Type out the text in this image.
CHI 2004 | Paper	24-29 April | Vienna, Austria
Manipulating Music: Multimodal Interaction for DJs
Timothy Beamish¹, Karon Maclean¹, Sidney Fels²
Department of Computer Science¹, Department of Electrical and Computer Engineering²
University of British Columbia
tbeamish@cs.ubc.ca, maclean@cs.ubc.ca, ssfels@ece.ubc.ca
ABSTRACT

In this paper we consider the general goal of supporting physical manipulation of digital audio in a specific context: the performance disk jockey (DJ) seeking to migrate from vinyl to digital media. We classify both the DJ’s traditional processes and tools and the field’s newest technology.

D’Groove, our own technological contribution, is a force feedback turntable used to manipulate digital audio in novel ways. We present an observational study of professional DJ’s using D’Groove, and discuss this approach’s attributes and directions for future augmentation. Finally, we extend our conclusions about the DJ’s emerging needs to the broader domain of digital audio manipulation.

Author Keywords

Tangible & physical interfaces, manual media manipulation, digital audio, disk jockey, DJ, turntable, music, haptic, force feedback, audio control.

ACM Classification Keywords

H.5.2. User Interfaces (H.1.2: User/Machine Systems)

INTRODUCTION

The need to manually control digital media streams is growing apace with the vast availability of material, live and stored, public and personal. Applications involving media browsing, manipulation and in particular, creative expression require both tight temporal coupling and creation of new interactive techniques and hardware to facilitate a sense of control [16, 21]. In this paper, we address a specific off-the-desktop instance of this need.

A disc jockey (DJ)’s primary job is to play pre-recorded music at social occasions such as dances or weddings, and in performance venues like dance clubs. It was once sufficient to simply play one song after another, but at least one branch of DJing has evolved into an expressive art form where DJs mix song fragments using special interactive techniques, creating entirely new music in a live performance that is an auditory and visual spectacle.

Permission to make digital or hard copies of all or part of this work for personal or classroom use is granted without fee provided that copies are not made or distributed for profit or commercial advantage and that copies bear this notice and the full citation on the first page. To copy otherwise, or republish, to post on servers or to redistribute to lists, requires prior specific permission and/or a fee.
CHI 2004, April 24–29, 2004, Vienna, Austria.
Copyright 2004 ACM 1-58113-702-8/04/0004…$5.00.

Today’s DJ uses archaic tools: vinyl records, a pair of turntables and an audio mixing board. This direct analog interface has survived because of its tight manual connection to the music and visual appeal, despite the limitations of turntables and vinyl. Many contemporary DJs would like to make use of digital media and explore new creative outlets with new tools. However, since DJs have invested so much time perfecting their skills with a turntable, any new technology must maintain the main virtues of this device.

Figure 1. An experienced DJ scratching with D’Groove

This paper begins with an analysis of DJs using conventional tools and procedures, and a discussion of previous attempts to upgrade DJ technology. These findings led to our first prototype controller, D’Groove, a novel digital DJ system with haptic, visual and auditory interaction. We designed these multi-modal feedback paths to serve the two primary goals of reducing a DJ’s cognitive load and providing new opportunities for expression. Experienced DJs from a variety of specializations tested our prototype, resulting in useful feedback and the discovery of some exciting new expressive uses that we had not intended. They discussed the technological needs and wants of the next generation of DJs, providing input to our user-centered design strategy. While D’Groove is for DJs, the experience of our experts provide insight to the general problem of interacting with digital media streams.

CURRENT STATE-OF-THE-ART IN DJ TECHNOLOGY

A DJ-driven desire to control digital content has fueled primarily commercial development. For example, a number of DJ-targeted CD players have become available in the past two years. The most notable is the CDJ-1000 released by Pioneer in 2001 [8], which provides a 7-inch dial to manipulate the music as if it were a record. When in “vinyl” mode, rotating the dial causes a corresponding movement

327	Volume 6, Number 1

◇ ◇ ◇

THE EXERCISE
Copy the records above exactly as they appear.

OUTPUT BELOW
Type out the text in this image.
CHI 2004 | Paper	24-29 April | Vienna, Austria
Manipulating Music: Multimodal Interaction for DJs
Timothy Beamish¹, Karon Maclean¹, Sidney Fels²
Department of Computer Science¹, Department of Electrical and Computer Engineering²
University of British Columbia
tbeamish@cs.ubc.ca, maclean@cs.ubc.ca, ssfels@ece.ubc.ca
ABSTRACT

In this paper we consider the general goal of supporting physical manipulation of digital audio in a specific context: the performance disk jockey (DJ) seeking to migrate from vinyl to digital media. We classify both the DJ’s traditional processes and tools and the field’s newest technology.

D’Groove, our own technological contribution, is a force feedback turntable used to manipulate digital audio in novel ways. We present an observational study of professional DJ’s using D’Groove, and discuss this approach’s attributes and directions for future augmentation. Finally, we extend our conclusions about the DJ’s emerging needs to the broader domain of digital audio manipulation.

Author Keywords

Tangible & physical interfaces, manual media manipulation, digital audio, disk jockey, DJ, turntable, music, haptic, force feedback, audio control.

ACM Classification Keywords

H.5.2. User Interfaces (H.1.2: User/Machine Systems)

INTRODUCTION

The need to manually control digital media streams is growing apace with the vast availability of material, live and stored, public and personal. Applications involving media browsing, manipulation and in particular, creative expression require both tight temporal coupling and creation of new interactive techniques and hardware to facilitate a sense of control [16, 21]. In this paper, we address a specific off-the-desktop instance of this need.

A disc jockey (DJ)’s primary job is to play pre-recorded music at social occasions such as dances or weddings, and in performance venues like dance clubs. It was once sufficient to simply play one song after another, but at least one branch of DJing has evolved into an expressive art form where DJs mix song fragments using special interactive techniques, creating entirely new music in a live performance that is an auditory and visual spectacle.

Permission to make digital or hard copies of all or part of this work for personal or classroom use is granted without fee provided that copies are not made or distributed for profit or commercial advantage and that copies bear this notice and the full citation on the first page. To copy otherwise, or republish, to post on servers or to redistribute to lists, requires prior specific permission and/or a fee.
CHI 2004, April 24–29, 2004, Vienna, Austria.
Copyright 2004 ACM 1-58113-702-8/04/0004…$5.00.

Today’s DJ uses archaic tools: vinyl records, a pair of turntables and an audio mixing board. This direct analog interface has survived because of its tight manual connection to the music and visual appeal, despite the limitations of turntables and vinyl. Many contemporary DJs would like to make use of digital media and explore new creative outlets with new tools. However, since DJs have invested so much time perfecting their skills with a turntable, any new technology must maintain the main virtues of this device.

Figure 1. An experienced DJ scratching with D’Groove

This paper begins with an analysis of DJs using conventional tools and procedures, and a discussion of previous attempts to upgrade DJ technology. These findings led to our first prototype controller, D’Groove, a novel digital DJ system with haptic, visual and auditory interaction. We designed these multi-modal feedback paths to serve the two primary goals of reducing a DJ’s cognitive load and providing new opportunities for expression. Experienced DJs from a variety of specializations tested our prototype, resulting in useful feedback and the discovery of some exciting new expressive uses that we had not intended. They discussed the technological needs and wants of the next generation of DJs, providing input to our user-centered design strategy. While D’Groove is for DJs, the experience of our experts provide insight to the general problem of interacting with digital media streams.

CURRENT STATE-OF-THE-ART IN DJ TECHNOLOGY

A DJ-driven desire to control digital content has fueled primarily commercial development. For example, a number of DJ-targeted CD players have become available in the past two years. The most notable is the CDJ-1000 released by Pioneer in 2001 [8], which provides a 7-inch dial to manipulate the music as if it were a record. When in “vinyl” mode, rotating the dial causes a corresponding movement

327	Volume 6, Number 1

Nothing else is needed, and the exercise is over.